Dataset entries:

■ ■ ■ ■ ■

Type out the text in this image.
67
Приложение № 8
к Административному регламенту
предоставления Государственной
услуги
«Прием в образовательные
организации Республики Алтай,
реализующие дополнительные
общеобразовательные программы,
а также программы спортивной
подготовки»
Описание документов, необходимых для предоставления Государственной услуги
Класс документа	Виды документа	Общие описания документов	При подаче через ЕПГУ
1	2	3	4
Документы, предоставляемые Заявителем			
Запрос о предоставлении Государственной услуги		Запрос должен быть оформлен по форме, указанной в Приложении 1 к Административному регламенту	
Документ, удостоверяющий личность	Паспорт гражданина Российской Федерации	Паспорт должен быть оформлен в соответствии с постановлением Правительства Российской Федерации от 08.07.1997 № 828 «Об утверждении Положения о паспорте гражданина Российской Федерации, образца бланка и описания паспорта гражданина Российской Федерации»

■ ■ ■ ■ ■

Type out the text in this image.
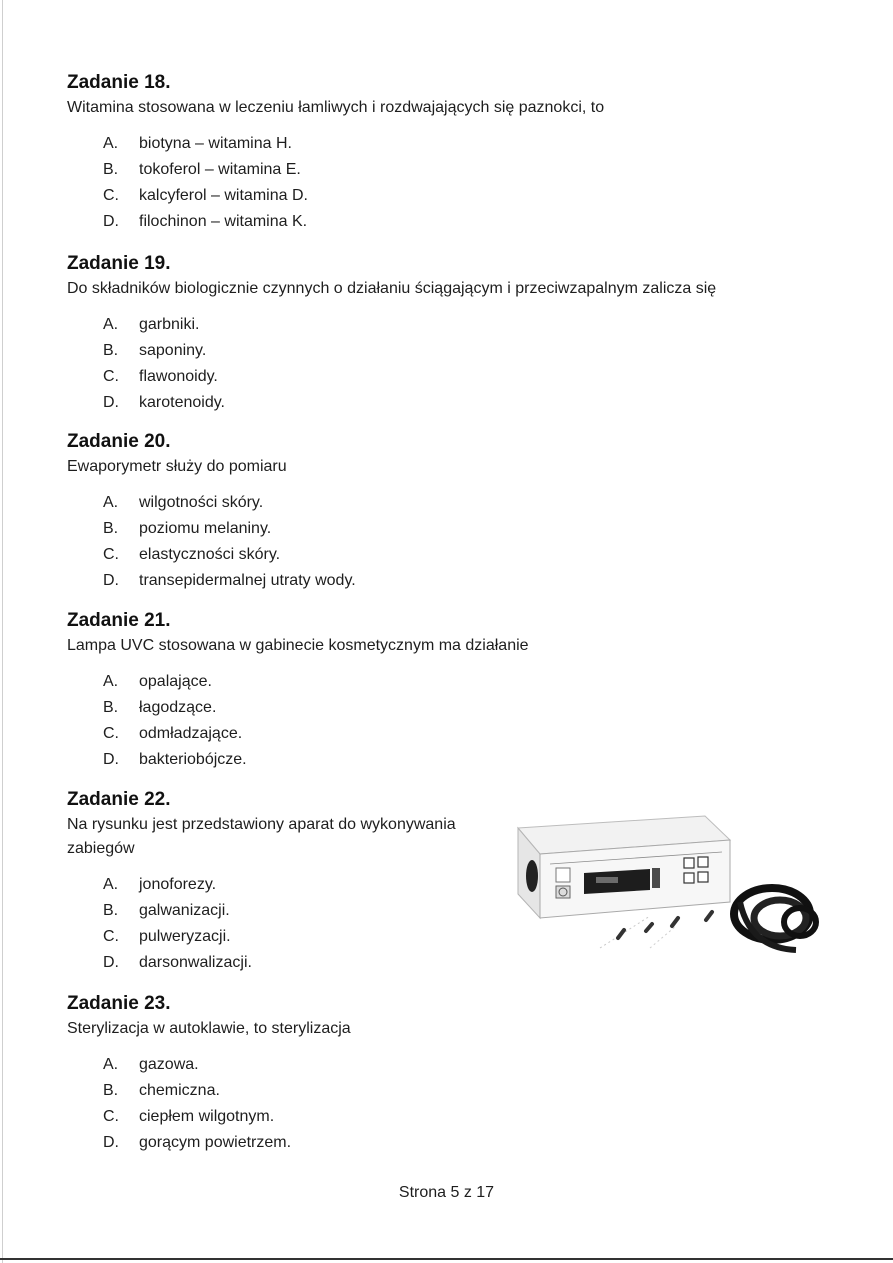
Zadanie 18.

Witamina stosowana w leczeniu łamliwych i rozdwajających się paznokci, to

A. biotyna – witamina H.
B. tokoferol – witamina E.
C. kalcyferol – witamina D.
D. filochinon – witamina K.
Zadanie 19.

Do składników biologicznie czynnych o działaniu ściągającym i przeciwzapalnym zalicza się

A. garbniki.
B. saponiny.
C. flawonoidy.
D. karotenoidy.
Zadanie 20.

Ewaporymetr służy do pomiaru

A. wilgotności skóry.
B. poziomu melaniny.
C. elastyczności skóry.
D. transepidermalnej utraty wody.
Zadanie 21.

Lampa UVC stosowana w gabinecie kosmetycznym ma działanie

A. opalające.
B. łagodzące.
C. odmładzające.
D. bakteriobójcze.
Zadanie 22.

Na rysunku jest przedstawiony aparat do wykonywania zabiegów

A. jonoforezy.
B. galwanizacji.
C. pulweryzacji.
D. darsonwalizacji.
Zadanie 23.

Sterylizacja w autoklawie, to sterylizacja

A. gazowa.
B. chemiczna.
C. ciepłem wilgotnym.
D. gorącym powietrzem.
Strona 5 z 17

■ ■ ■ ■ ■

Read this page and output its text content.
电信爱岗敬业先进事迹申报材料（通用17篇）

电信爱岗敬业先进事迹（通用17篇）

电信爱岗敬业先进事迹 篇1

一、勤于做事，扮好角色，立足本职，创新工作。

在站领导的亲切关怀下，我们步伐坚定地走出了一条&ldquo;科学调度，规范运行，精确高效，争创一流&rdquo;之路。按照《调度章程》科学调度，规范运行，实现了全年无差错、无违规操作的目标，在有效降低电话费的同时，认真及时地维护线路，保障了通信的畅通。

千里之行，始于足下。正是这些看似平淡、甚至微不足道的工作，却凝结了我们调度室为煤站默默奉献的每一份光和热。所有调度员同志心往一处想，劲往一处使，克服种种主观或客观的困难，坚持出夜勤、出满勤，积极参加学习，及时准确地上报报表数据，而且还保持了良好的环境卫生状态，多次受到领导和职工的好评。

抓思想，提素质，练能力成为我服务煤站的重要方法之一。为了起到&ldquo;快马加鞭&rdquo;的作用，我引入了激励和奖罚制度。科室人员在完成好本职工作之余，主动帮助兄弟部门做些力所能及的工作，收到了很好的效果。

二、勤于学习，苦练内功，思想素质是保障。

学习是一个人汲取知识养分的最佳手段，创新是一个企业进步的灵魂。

■ ■ ■ ■ ■

Return every line above in which the string "услуги" occurs.

*Solution to this task:*
услуги
Описание документов, необходимых для предоставления Государственной услуги
Запрос о предоставлении Государственной услуги		Запрос должен быть оформлен по форме, указанной в Приложении 1 к Административному регламенту	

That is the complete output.